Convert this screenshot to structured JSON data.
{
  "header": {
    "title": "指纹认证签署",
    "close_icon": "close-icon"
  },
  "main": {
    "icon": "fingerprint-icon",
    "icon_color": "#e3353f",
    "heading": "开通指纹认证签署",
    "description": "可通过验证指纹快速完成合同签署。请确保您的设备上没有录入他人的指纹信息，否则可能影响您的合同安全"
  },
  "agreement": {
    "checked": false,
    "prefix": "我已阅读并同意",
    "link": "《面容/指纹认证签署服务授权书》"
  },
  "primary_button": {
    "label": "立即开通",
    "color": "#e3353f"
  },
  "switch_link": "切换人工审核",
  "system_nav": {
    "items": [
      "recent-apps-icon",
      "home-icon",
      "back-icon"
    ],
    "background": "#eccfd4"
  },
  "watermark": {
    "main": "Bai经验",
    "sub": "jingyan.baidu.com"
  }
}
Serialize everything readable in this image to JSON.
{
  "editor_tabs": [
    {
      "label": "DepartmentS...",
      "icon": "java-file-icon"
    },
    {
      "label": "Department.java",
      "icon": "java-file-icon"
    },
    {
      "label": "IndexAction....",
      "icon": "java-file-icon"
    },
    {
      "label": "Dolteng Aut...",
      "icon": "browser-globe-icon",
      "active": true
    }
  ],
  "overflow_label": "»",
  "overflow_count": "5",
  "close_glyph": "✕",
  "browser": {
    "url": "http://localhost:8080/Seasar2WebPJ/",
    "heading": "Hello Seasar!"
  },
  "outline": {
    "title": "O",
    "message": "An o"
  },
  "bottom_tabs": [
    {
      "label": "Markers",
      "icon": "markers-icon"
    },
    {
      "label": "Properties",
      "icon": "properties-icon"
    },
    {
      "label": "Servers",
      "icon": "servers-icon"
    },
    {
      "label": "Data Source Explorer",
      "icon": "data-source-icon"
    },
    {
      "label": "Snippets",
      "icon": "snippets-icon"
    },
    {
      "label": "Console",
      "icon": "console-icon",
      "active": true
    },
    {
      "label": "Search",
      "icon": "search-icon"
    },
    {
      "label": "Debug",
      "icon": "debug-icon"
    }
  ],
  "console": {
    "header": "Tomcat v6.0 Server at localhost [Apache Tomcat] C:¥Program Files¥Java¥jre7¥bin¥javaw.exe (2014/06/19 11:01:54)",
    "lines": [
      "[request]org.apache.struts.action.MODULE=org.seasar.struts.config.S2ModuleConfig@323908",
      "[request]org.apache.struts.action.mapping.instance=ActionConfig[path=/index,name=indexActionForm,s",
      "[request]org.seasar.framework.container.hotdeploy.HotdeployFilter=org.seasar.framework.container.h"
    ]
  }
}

══════════════════════════════

*Aim*.
Write every line of the material above again, exactly.

*Exercise result*.
Convert this screenshot to structured JSON data.
{
  "header": {
    "title": "指纹认证签署",
    "close_icon": "close-icon"
  },
  "main": {
    "icon": "fingerprint-icon",
    "icon_color": "#e3353f",
    "heading": "开通指纹认证签署",
    "description": "可通过验证指纹快速完成合同签署。请确保您的设备上没有录入他人的指纹信息，否则可能影响您的合同安全"
  },
  "agreement": {
    "checked": false,
    "prefix": "我已阅读并同意",
    "link": "《面容/指纹认证签署服务授权书》"
  },
  "primary_button": {
    "label": "立即开通",
    "color": "#e3353f"
  },
  "switch_link": "切换人工审核",
  "system_nav": {
    "items": [
      "recent-apps-icon",
      "home-icon",
      "back-icon"
    ],
    "background": "#eccfd4"
  },
  "watermark": {
    "main": "Bai经验",
    "sub": "jingyan.baidu.com"
  }
}
Serialize everything readable in this image to JSON.
{
  "editor_tabs": [
    {
      "label": "DepartmentS...",
      "icon": "java-file-icon"
    },
    {
      "label": "Department.java",
      "icon": "java-file-icon"
    },
    {
      "label": "IndexAction....",
      "icon": "java-file-icon"
    },
    {
      "label": "Dolteng Aut...",
      "icon": "browser-globe-icon",
      "active": true
    }
  ],
  "overflow_label": "»",
  "overflow_count": "5",
  "close_glyph": "✕",
  "browser": {
    "url": "http://localhost:8080/Seasar2WebPJ/",
    "heading": "Hello Seasar!"
  },
  "outline": {
    "title": "O",
    "message": "An o"
  },
  "bottom_tabs": [
    {
      "label": "Markers",
      "icon": "markers-icon"
    },
    {
      "label": "Properties",
      "icon": "properties-icon"
    },
    {
      "label": "Servers",
      "icon": "servers-icon"
    },
    {
      "label": "Data Source Explorer",
      "icon": "data-source-icon"
    },
    {
      "label": "Snippets",
      "icon": "snippets-icon"
    },
    {
      "label": "Console",
      "icon": "console-icon",
      "active": true
    },
    {
      "label": "Search",
      "icon": "search-icon"
    },
    {
      "label": "Debug",
      "icon": "debug-icon"
    }
  ],
  "console": {
    "header": "Tomcat v6.0 Server at localhost [Apache Tomcat] C:¥Program Files¥Java¥jre7¥bin¥javaw.exe (2014/06/19 11:01:54)",
    "lines": [
      "[request]org.apache.struts.action.MODULE=org.seasar.struts.config.S2ModuleConfig@323908",
      "[request]org.apache.struts.action.mapping.instance=ActionConfig[path=/index,name=indexActionForm,s",
      "[request]org.seasar.framework.container.hotdeploy.HotdeployFilter=org.seasar.framework.container.h"
    ]
  }
}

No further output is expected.